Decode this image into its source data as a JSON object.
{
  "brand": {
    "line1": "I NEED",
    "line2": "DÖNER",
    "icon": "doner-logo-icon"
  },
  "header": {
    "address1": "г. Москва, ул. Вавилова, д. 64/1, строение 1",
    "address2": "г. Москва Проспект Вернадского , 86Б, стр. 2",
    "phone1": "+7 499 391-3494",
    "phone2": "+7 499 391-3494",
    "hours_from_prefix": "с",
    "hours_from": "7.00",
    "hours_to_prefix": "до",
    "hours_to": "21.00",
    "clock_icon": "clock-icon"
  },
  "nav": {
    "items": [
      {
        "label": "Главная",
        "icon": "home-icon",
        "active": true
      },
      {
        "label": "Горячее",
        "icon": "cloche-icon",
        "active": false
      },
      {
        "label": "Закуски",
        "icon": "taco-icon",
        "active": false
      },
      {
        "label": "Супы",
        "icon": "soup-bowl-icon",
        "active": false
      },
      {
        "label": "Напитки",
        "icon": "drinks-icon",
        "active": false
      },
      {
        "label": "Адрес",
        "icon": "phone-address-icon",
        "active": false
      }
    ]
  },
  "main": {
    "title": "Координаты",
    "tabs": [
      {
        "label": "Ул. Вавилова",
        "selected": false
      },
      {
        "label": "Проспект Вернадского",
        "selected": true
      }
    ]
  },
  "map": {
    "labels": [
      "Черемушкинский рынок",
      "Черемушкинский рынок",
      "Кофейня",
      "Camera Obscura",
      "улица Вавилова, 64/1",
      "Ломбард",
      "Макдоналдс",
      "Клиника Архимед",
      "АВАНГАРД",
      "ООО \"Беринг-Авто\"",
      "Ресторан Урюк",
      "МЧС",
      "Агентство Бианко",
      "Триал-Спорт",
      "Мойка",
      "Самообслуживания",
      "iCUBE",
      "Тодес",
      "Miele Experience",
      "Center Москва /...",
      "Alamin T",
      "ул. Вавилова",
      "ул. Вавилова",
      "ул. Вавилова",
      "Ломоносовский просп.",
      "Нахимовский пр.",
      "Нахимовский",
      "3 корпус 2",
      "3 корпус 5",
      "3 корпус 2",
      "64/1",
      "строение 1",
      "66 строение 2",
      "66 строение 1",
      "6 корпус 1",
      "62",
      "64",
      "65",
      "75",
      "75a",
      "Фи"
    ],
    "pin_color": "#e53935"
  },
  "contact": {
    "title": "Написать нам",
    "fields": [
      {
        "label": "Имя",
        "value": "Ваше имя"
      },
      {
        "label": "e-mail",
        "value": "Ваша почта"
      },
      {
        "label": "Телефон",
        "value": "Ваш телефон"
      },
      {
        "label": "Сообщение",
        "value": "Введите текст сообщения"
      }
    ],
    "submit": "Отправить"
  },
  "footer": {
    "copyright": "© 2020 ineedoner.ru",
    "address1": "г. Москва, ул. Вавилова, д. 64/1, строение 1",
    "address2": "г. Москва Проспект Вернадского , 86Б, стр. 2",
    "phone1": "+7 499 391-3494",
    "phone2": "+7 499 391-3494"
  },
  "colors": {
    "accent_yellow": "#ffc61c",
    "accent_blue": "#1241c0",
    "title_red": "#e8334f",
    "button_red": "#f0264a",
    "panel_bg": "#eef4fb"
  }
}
■ ■ ■ ■ ■ ■ ■
• **WRITTEN REQUEST**
Write the listing out again, exactly as shown above.

• **ANSWER**
Decode this image into its source data as a JSON object.
{
  "brand": {
    "line1": "I NEED",
    "line2": "DÖNER",
    "icon": "doner-logo-icon"
  },
  "header": {
    "address1": "г. Москва, ул. Вавилова, д. 64/1, строение 1",
    "address2": "г. Москва Проспект Вернадского , 86Б, стр. 2",
    "phone1": "+7 499 391-3494",
    "phone2": "+7 499 391-3494",
    "hours_from_prefix": "с",
    "hours_from": "7.00",
    "hours_to_prefix": "до",
    "hours_to": "21.00",
    "clock_icon": "clock-icon"
  },
  "nav": {
    "items": [
      {
        "label": "Главная",
        "icon": "home-icon",
        "active": true
      },
      {
        "label": "Горячее",
        "icon": "cloche-icon",
        "active": false
      },
      {
        "label": "Закуски",
        "icon": "taco-icon",
        "active": false
      },
      {
        "label": "Супы",
        "icon": "soup-bowl-icon",
        "active": false
      },
      {
        "label": "Напитки",
        "icon": "drinks-icon",
        "active": false
      },
      {
        "label": "Адрес",
        "icon": "phone-address-icon",
        "active": false
      }
    ]
  },
  "main": {
    "title": "Координаты",
    "tabs": [
      {
        "label": "Ул. Вавилова",
        "selected": false
      },
      {
        "label": "Проспект Вернадского",
        "selected": true
      }
    ]
  },
  "map": {
    "labels": [
      "Черемушкинский рынок",
      "Черемушкинский рынок",
      "Кофейня",
      "Camera Obscura",
      "улица Вавилова, 64/1",
      "Ломбард",
      "Макдоналдс",
      "Клиника Архимед",
      "АВАНГАРД",
      "ООО \"Беринг-Авто\"",
      "Ресторан Урюк",
      "МЧС",
      "Агентство Бианко",
      "Триал-Спорт",
      "Мойка",
      "Самообслуживания",
      "iCUBE",
      "Тодес",
      "Miele Experience",
      "Center Москва /...",
      "Alamin T",
      "ул. Вавилова",
      "ул. Вавилова",
      "ул. Вавилова",
      "Ломоносовский просп.",
      "Нахимовский пр.",
      "Нахимовский",
      "3 корпус 2",
      "3 корпус 5",
      "3 корпус 2",
      "64/1",
      "строение 1",
      "66 строение 2",
      "66 строение 1",
      "6 корпус 1",
      "62",
      "64",
      "65",
      "75",
      "75a",
      "Фи"
    ],
    "pin_color": "#e53935"
  },
  "contact": {
    "title": "Написать нам",
    "fields": [
      {
        "label": "Имя",
        "value": "Ваше имя"
      },
      {
        "label": "e-mail",
        "value": "Ваша почта"
      },
      {
        "label": "Телефон",
        "value": "Ваш телефон"
      },
      {
        "label": "Сообщение",
        "value": "Введите текст сообщения"
      }
    ],
    "submit": "Отправить"
  },
  "footer": {
    "copyright": "© 2020 ineedoner.ru",
    "address1": "г. Москва, ул. Вавилова, д. 64/1, строение 1",
    "address2": "г. Москва Проспект Вернадского , 86Б, стр. 2",
    "phone1": "+7 499 391-3494",
    "phone2": "+7 499 391-3494"
  },
  "colors": {
    "accent_yellow": "#ffc61c",
    "accent_blue": "#1241c0",
    "title_red": "#e8334f",
    "button_red": "#f0264a",
    "panel_bg": "#eef4fb"
  }
}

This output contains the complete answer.